## WHAT YOU HAVE TO DO:
Pull out each line of the records holding the string "this".

---

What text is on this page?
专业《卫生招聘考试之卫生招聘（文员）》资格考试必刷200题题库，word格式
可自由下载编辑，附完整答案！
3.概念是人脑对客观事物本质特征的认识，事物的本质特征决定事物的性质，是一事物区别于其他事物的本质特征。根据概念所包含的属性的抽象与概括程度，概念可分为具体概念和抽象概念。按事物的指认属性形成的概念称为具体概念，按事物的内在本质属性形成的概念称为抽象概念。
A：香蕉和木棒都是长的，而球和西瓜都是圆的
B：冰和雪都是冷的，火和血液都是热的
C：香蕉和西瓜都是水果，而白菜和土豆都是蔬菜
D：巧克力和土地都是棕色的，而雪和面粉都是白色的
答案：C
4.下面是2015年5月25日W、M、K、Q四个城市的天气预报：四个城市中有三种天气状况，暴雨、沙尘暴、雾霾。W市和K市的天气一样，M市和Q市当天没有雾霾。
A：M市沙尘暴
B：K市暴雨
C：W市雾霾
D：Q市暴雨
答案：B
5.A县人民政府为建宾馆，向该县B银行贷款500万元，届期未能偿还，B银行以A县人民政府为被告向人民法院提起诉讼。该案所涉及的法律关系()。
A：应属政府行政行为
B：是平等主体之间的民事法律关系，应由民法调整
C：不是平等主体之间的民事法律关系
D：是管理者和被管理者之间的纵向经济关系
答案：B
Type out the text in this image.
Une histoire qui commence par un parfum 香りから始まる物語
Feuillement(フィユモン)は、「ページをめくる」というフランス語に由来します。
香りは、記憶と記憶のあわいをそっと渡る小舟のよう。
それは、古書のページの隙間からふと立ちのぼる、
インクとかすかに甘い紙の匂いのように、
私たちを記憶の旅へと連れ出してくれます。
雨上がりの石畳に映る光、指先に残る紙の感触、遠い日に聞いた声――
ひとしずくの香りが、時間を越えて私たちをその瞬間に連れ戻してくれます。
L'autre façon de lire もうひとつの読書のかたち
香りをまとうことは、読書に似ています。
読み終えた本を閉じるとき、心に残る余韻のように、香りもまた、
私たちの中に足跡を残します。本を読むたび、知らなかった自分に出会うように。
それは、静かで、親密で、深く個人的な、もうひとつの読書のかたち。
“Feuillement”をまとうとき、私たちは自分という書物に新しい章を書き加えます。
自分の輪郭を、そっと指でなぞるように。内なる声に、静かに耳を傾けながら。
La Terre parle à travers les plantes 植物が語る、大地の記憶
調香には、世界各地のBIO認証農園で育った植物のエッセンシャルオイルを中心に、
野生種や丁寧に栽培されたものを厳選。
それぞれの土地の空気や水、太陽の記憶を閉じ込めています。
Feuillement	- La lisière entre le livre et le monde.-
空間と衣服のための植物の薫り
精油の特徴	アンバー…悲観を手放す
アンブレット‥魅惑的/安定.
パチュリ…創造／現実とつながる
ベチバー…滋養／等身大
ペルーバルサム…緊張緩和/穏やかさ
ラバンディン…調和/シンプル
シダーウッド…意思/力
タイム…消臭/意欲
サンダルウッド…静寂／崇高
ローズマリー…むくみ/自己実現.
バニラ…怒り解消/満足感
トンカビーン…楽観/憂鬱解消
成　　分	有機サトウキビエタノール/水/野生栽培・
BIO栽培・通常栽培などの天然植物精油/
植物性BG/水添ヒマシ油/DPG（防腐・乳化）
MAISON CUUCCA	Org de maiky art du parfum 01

---

## SOLUTION:
What text is on this page?
Type out the text in this image.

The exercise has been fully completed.